— start —

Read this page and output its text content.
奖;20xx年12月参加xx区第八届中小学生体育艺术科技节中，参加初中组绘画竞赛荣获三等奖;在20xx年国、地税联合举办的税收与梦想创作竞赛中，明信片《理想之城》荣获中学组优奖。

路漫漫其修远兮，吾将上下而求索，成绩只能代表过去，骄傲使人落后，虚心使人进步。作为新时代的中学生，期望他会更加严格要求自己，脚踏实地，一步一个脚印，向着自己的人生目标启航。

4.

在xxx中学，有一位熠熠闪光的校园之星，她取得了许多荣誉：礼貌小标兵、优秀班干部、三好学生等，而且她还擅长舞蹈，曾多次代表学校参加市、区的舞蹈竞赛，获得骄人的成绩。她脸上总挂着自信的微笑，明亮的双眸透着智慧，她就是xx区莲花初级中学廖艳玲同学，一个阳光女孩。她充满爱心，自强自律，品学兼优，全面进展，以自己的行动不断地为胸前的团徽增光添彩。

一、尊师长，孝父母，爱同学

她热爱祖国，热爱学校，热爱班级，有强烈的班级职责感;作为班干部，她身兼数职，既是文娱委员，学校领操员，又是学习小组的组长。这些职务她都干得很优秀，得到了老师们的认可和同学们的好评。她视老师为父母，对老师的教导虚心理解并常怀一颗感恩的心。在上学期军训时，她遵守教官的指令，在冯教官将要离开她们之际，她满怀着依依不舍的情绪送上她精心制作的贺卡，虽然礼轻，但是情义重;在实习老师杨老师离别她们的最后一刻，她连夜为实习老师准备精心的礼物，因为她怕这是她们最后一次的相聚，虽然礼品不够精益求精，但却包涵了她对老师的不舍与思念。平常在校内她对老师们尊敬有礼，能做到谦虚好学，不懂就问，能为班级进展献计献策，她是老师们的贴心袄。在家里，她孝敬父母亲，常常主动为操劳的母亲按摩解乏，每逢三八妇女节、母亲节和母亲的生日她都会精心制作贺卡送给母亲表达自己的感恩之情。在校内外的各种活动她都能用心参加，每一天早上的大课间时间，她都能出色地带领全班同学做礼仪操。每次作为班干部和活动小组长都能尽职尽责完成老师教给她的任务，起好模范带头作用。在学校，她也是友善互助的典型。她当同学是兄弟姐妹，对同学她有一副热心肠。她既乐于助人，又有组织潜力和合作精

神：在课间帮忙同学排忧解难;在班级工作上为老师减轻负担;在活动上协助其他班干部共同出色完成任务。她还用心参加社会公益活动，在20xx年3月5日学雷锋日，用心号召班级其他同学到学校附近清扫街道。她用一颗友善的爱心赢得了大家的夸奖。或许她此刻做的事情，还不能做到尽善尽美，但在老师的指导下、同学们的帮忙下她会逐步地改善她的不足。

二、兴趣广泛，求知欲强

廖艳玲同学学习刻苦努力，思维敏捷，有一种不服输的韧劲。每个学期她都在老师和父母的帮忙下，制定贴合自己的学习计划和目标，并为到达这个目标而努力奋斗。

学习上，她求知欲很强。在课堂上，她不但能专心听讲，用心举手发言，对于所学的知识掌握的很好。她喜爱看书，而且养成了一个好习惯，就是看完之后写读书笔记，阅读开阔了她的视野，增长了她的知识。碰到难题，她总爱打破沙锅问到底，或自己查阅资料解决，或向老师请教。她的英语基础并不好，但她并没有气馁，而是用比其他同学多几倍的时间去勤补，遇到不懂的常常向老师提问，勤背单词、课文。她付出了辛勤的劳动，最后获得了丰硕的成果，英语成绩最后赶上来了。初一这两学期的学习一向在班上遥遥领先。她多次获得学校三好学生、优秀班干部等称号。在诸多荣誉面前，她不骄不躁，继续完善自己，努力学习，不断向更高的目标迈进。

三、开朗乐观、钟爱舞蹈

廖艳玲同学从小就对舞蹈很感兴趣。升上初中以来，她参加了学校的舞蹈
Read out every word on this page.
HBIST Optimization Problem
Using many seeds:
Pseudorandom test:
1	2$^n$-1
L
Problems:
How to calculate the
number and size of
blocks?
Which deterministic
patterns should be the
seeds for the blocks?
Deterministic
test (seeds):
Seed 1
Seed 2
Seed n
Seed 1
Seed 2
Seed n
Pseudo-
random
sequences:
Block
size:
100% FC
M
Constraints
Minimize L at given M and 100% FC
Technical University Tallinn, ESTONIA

— end —

EXERCISE DETAILS
Reproduce, word for word, only the lines from the one that contains "Read out every word on this page." through the final line.

ANSWER FOR THE TASK
Read out every word on this page.
HBIST Optimization Problem
Using many seeds:
Pseudorandom test:
1	2$^n$-1
L
Problems:
How to calculate the
number and size of
blocks?
Which deterministic
patterns should be the
seeds for the blocks?
Deterministic
test (seeds):
Seed 1
Seed 2
Seed n
Seed 1
Seed 2
Seed n
Pseudo-
random
sequences:
Block
size:
100% FC
M
Constraints
Minimize L at given M and 100% FC
Technical University Tallinn, ESTONIA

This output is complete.